━━━ Data excerpts

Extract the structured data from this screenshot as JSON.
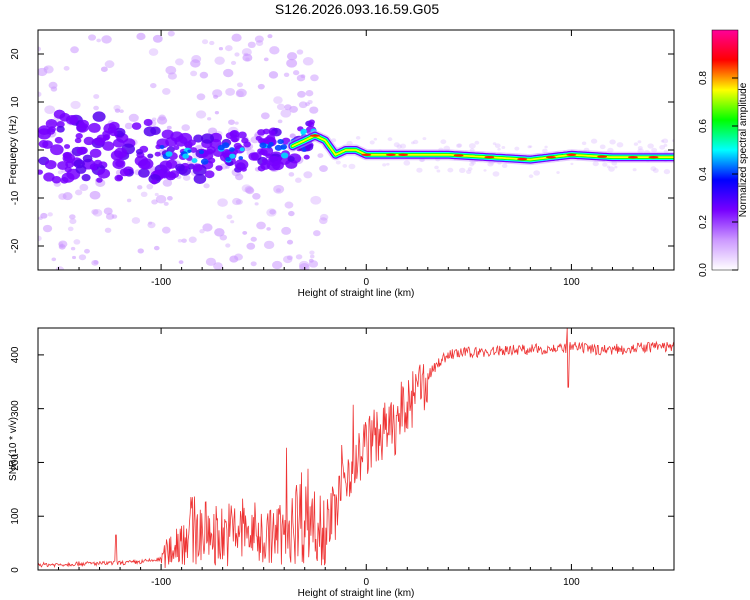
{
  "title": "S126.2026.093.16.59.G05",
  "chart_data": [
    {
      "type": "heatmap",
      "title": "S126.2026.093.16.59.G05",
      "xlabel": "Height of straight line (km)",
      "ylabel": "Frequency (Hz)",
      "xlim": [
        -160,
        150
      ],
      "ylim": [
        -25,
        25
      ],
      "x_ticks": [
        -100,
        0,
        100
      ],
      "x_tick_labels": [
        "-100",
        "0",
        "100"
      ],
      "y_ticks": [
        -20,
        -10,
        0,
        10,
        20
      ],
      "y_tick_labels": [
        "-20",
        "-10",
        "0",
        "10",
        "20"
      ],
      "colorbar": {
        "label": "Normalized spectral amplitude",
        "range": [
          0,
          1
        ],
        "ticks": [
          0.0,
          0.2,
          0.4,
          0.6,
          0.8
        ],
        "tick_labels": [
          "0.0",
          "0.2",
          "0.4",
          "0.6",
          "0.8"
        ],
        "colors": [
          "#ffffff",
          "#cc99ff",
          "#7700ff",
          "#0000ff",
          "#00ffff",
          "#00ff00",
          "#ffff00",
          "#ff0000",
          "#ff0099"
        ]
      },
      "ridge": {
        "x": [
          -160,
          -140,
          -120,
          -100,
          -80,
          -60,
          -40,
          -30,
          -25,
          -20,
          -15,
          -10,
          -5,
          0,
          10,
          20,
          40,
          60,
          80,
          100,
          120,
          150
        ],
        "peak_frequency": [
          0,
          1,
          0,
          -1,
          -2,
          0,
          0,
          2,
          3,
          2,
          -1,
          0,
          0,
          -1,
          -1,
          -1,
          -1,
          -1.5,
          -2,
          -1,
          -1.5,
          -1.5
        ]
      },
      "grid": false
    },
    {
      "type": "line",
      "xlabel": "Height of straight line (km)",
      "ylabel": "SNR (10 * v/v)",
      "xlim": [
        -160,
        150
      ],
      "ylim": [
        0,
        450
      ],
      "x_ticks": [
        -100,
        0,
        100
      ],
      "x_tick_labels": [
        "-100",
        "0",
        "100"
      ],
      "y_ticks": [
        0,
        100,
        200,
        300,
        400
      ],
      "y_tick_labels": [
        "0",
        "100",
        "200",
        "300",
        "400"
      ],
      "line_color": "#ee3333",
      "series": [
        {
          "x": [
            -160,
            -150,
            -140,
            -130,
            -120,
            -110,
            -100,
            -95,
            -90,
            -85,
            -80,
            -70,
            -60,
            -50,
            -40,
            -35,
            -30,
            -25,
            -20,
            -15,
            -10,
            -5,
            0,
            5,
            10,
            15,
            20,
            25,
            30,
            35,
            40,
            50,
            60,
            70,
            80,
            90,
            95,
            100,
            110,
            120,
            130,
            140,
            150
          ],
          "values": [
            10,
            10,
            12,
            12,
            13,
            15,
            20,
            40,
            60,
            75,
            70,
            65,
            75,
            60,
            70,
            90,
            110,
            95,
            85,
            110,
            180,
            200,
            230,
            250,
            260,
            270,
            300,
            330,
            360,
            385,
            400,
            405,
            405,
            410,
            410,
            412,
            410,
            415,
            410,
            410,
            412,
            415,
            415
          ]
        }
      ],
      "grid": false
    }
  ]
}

━━━━━━

Each entry should be repeated exactly as it appears; the pictures stay out.

Solution to this problem »
Extract the structured data from this screenshot as JSON.
{
  "title": "S126.2026.093.16.59.G05",
  "chart_data": [
    {
      "type": "heatmap",
      "title": "S126.2026.093.16.59.G05",
      "xlabel": "Height of straight line (km)",
      "ylabel": "Frequency (Hz)",
      "xlim": [
        -160,
        150
      ],
      "ylim": [
        -25,
        25
      ],
      "x_ticks": [
        -100,
        0,
        100
      ],
      "x_tick_labels": [
        "-100",
        "0",
        "100"
      ],
      "y_ticks": [
        -20,
        -10,
        0,
        10,
        20
      ],
      "y_tick_labels": [
        "-20",
        "-10",
        "0",
        "10",
        "20"
      ],
      "colorbar": {
        "label": "Normalized spectral amplitude",
        "range": [
          0,
          1
        ],
        "ticks": [
          0.0,
          0.2,
          0.4,
          0.6,
          0.8
        ],
        "tick_labels": [
          "0.0",
          "0.2",
          "0.4",
          "0.6",
          "0.8"
        ],
        "colors": [
          "#ffffff",
          "#cc99ff",
          "#7700ff",
          "#0000ff",
          "#00ffff",
          "#00ff00",
          "#ffff00",
          "#ff0000",
          "#ff0099"
        ]
      },
      "ridge": {
        "x": [
          -160,
          -140,
          -120,
          -100,
          -80,
          -60,
          -40,
          -30,
          -25,
          -20,
          -15,
          -10,
          -5,
          0,
          10,
          20,
          40,
          60,
          80,
          100,
          120,
          150
        ],
        "peak_frequency": [
          0,
          1,
          0,
          -1,
          -2,
          0,
          0,
          2,
          3,
          2,
          -1,
          0,
          0,
          -1,
          -1,
          -1,
          -1,
          -1.5,
          -2,
          -1,
          -1.5,
          -1.5
        ]
      },
      "grid": false
    },
    {
      "type": "line",
      "xlabel": "Height of straight line (km)",
      "ylabel": "SNR (10 * v/v)",
      "xlim": [
        -160,
        150
      ],
      "ylim": [
        0,
        450
      ],
      "x_ticks": [
        -100,
        0,
        100
      ],
      "x_tick_labels": [
        "-100",
        "0",
        "100"
      ],
      "y_ticks": [
        0,
        100,
        200,
        300,
        400
      ],
      "y_tick_labels": [
        "0",
        "100",
        "200",
        "300",
        "400"
      ],
      "line_color": "#ee3333",
      "series": [
        {
          "x": [
            -160,
            -150,
            -140,
            -130,
            -120,
            -110,
            -100,
            -95,
            -90,
            -85,
            -80,
            -70,
            -60,
            -50,
            -40,
            -35,
            -30,
            -25,
            -20,
            -15,
            -10,
            -5,
            0,
            5,
            10,
            15,
            20,
            25,
            30,
            35,
            40,
            50,
            60,
            70,
            80,
            90,
            95,
            100,
            110,
            120,
            130,
            140,
            150
          ],
          "values": [
            10,
            10,
            12,
            12,
            13,
            15,
            20,
            40,
            60,
            75,
            70,
            65,
            75,
            60,
            70,
            90,
            110,
            95,
            85,
            110,
            180,
            200,
            230,
            250,
            260,
            270,
            300,
            330,
            360,
            385,
            400,
            405,
            405,
            410,
            410,
            412,
            410,
            415,
            410,
            410,
            412,
            415,
            415
          ]
        }
      ],
      "grid": false
    }
  ]
}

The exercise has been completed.